● DIRECTIONS
Provide an exact reproduction of every entry.

[Dataset rows about figures]
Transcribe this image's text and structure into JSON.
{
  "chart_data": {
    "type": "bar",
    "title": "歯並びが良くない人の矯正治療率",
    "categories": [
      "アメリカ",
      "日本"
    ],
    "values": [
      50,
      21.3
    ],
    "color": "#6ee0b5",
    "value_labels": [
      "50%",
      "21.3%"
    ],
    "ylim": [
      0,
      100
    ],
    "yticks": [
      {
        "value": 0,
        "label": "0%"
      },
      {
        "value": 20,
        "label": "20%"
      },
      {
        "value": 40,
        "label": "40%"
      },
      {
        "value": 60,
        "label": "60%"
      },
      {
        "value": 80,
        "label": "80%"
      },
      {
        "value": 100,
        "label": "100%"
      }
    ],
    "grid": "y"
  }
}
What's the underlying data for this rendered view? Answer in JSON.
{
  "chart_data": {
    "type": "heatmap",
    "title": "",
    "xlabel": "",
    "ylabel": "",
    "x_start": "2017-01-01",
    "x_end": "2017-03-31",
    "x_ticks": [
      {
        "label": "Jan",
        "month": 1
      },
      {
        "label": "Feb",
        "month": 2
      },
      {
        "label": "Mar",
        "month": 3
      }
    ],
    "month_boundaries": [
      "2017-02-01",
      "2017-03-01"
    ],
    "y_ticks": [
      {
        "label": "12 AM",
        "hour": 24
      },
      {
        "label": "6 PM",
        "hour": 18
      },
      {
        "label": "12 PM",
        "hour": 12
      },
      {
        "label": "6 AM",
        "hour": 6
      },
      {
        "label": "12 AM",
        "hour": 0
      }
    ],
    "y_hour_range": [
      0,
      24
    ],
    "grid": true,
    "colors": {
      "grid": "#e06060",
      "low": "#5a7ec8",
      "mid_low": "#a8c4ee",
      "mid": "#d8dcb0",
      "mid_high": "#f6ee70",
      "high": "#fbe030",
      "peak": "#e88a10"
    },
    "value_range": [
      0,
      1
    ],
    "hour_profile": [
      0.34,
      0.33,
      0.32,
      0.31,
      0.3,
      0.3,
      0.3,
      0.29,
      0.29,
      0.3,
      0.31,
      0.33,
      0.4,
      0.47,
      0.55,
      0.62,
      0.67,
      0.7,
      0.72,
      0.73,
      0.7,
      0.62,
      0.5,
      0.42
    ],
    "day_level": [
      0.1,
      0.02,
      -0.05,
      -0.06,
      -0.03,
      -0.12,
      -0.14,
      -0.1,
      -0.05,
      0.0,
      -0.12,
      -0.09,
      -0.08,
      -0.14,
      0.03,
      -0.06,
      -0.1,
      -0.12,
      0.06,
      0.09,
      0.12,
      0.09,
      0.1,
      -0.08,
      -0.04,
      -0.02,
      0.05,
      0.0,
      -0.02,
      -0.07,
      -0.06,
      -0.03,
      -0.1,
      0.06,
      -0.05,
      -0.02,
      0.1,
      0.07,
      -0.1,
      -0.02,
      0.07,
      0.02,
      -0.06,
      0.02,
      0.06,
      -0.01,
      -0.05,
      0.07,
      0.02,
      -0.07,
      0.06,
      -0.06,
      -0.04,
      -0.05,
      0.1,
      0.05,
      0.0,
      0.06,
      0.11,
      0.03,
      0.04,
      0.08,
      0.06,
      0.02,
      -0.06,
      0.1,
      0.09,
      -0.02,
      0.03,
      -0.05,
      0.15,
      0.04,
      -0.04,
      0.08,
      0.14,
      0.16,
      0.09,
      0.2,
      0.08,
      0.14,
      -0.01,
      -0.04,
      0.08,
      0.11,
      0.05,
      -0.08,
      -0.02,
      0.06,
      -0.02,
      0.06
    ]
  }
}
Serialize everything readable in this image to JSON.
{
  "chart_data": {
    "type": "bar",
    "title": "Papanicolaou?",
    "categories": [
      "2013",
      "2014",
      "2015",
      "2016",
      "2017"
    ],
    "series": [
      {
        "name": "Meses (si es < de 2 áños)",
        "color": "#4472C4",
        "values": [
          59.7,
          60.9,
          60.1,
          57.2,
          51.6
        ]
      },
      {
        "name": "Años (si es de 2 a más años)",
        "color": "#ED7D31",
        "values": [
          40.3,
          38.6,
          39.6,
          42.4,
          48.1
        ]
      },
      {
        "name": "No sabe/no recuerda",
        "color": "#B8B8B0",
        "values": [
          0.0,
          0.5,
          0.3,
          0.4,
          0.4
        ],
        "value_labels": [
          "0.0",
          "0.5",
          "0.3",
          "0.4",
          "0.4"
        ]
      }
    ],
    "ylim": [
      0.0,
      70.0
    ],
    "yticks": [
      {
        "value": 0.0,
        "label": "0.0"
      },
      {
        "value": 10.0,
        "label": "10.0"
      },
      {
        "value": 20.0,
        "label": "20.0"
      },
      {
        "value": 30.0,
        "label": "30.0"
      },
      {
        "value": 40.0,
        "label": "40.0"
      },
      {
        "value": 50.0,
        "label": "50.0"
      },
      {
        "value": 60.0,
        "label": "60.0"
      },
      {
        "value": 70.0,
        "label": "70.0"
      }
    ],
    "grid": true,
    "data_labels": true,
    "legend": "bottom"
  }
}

● RESULT FOR THIS EXERCISE
Transcribe this image's text and structure into JSON.
{
  "chart_data": {
    "type": "bar",
    "title": "歯並びが良くない人の矯正治療率",
    "categories": [
      "アメリカ",
      "日本"
    ],
    "values": [
      50,
      21.3
    ],
    "color": "#6ee0b5",
    "value_labels": [
      "50%",
      "21.3%"
    ],
    "ylim": [
      0,
      100
    ],
    "yticks": [
      {
        "value": 0,
        "label": "0%"
      },
      {
        "value": 20,
        "label": "20%"
      },
      {
        "value": 40,
        "label": "40%"
      },
      {
        "value": 60,
        "label": "60%"
      },
      {
        "value": 80,
        "label": "80%"
      },
      {
        "value": 100,
        "label": "100%"
      }
    ],
    "grid": "y"
  }
}
What's the underlying data for this rendered view? Answer in JSON.
{
  "chart_data": {
    "type": "heatmap",
    "title": "",
    "xlabel": "",
    "ylabel": "",
    "x_start": "2017-01-01",
    "x_end": "2017-03-31",
    "x_ticks": [
      {
        "label": "Jan",
        "month": 1
      },
      {
        "label": "Feb",
        "month": 2
      },
      {
        "label": "Mar",
        "month": 3
      }
    ],
    "month_boundaries": [
      "2017-02-01",
      "2017-03-01"
    ],
    "y_ticks": [
      {
        "label": "12 AM",
        "hour": 24
      },
      {
        "label": "6 PM",
        "hour": 18
      },
      {
        "label": "12 PM",
        "hour": 12
      },
      {
        "label": "6 AM",
        "hour": 6
      },
      {
        "label": "12 AM",
        "hour": 0
      }
    ],
    "y_hour_range": [
      0,
      24
    ],
    "grid": true,
    "colors": {
      "grid": "#e06060",
      "low": "#5a7ec8",
      "mid_low": "#a8c4ee",
      "mid": "#d8dcb0",
      "mid_high": "#f6ee70",
      "high": "#fbe030",
      "peak": "#e88a10"
    },
    "value_range": [
      0,
      1
    ],
    "hour_profile": [
      0.34,
      0.33,
      0.32,
      0.31,
      0.3,
      0.3,
      0.3,
      0.29,
      0.29,
      0.3,
      0.31,
      0.33,
      0.4,
      0.47,
      0.55,
      0.62,
      0.67,
      0.7,
      0.72,
      0.73,
      0.7,
      0.62,
      0.5,
      0.42
    ],
    "day_level": [
      0.1,
      0.02,
      -0.05,
      -0.06,
      -0.03,
      -0.12,
      -0.14,
      -0.1,
      -0.05,
      0.0,
      -0.12,
      -0.09,
      -0.08,
      -0.14,
      0.03,
      -0.06,
      -0.1,
      -0.12,
      0.06,
      0.09,
      0.12,
      0.09,
      0.1,
      -0.08,
      -0.04,
      -0.02,
      0.05,
      0.0,
      -0.02,
      -0.07,
      -0.06,
      -0.03,
      -0.1,
      0.06,
      -0.05,
      -0.02,
      0.1,
      0.07,
      -0.1,
      -0.02,
      0.07,
      0.02,
      -0.06,
      0.02,
      0.06,
      -0.01,
      -0.05,
      0.07,
      0.02,
      -0.07,
      0.06,
      -0.06,
      -0.04,
      -0.05,
      0.1,
      0.05,
      0.0,
      0.06,
      0.11,
      0.03,
      0.04,
      0.08,
      0.06,
      0.02,
      -0.06,
      0.1,
      0.09,
      -0.02,
      0.03,
      -0.05,
      0.15,
      0.04,
      -0.04,
      0.08,
      0.14,
      0.16,
      0.09,
      0.2,
      0.08,
      0.14,
      -0.01,
      -0.04,
      0.08,
      0.11,
      0.05,
      -0.08,
      -0.02,
      0.06,
      -0.02,
      0.06
    ]
  }
}
Serialize everything readable in this image to JSON.
{
  "chart_data": {
    "type": "bar",
    "title": "Papanicolaou?",
    "categories": [
      "2013",
      "2014",
      "2015",
      "2016",
      "2017"
    ],
    "series": [
      {
        "name": "Meses (si es < de 2 áños)",
        "color": "#4472C4",
        "values": [
          59.7,
          60.9,
          60.1,
          57.2,
          51.6
        ]
      },
      {
        "name": "Años (si es de 2 a más años)",
        "color": "#ED7D31",
        "values": [
          40.3,
          38.6,
          39.6,
          42.4,
          48.1
        ]
      },
      {
        "name": "No sabe/no recuerda",
        "color": "#B8B8B0",
        "values": [
          0.0,
          0.5,
          0.3,
          0.4,
          0.4
        ],
        "value_labels": [
          "0.0",
          "0.5",
          "0.3",
          "0.4",
          "0.4"
        ]
      }
    ],
    "ylim": [
      0.0,
      70.0
    ],
    "yticks": [
      {
        "value": 0.0,
        "label": "0.0"
      },
      {
        "value": 10.0,
        "label": "10.0"
      },
      {
        "value": 20.0,
        "label": "20.0"
      },
      {
        "value": 30.0,
        "label": "30.0"
      },
      {
        "value": 40.0,
        "label": "40.0"
      },
      {
        "value": 50.0,
        "label": "50.0"
      },
      {
        "value": 60.0,
        "label": "60.0"
      },
      {
        "value": 70.0,
        "label": "70.0"
      }
    ],
    "grid": true,
    "data_labels": true,
    "legend": "bottom"
  }
}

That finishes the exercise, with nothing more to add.